--- AUSZUG ZUM LESEN ---
····················

23 Kapitel - 22

22 Alle unreinen Gedanken führen, wenn sie aufgrund der Leidenschaften in uns andauern, den Geist hinab in den Untergang und ins Verderben. Wie nämlich die Vorstellung des Brotes im Hungernden aufgrund des Hungers und die Vorstellung des Wassers im Dürstenden aufgrund des Durstes andauert, so dauern auch die Vorstellungen von Hab und Gut und die der schändlichen Gedanken, welche aus den Speisen geboren werden, aufgrund der Leidenschaften an. Aber auch bei den Gedanken der eitlen Ehrsucht und den anderen Vorstellungen kann man denselben Nachweis führen.

····················

--- ZU LÖSENDE AUFGABEN ---
**A.** Halten Sie aus dem Auszug über unreine Gedanken den Abschnitt schriftlich fest, der mit „23 Kapitel - 22“ beginnt und bis einschließlich „denselben Nachweis führen.“ reicht.
**B.** Wodurch dauert im Auszug über unreine Gedanken die Vorstellung des Wassers im Dürstenden an?

--- DATENTEIL ---

····················

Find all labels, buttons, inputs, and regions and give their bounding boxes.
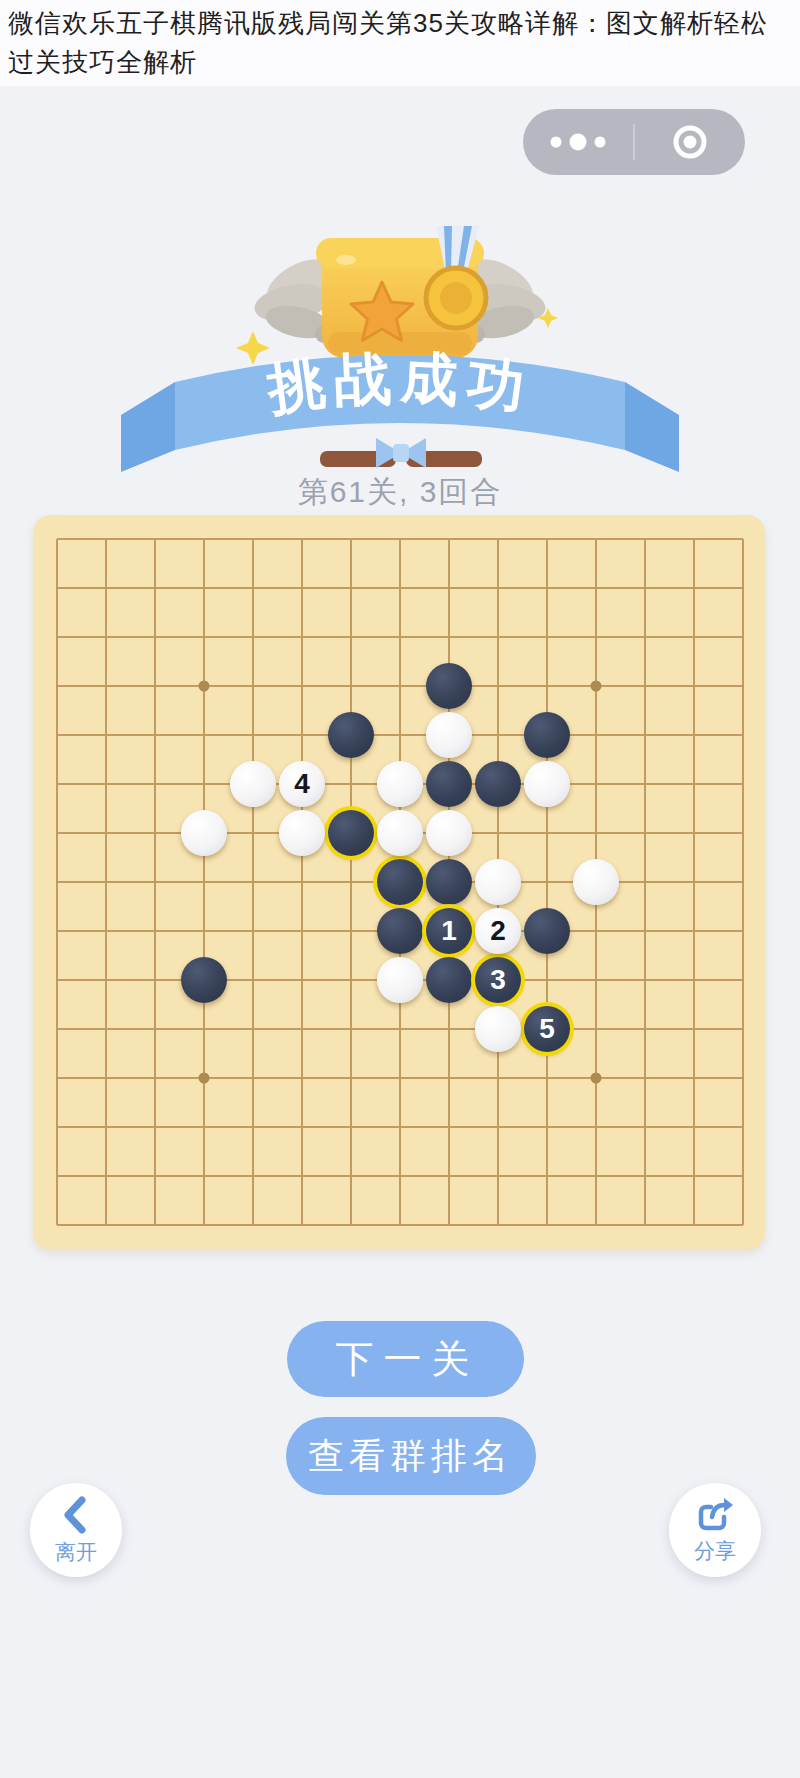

····················

--- LÖSUNGEN JE AUFGABE ---
**A.**
23 Kapitel - 22

22 Alle unreinen Gedanken führen, wenn sie aufgrund der Leidenschaften in uns andauern, den Geist hinab in den Untergang und ins Verderben. Wie nämlich die Vorstellung des Brotes im Hungernden aufgrund des Hungers und die Vorstellung des Wassers im Dürstenden aufgrund des Durstes andauert, so dauern auch die Vorstellungen von Hab und Gut und die der schändlichen Gedanken, welche aus den Speisen geboren werden, aufgrund der Leidenschaften an. Aber auch bei den Gedanken der eitlen Ehrsucht und den anderen Vorstellungen kann man denselben Nachweis führen.

**B.** Aufgrund des Durstes.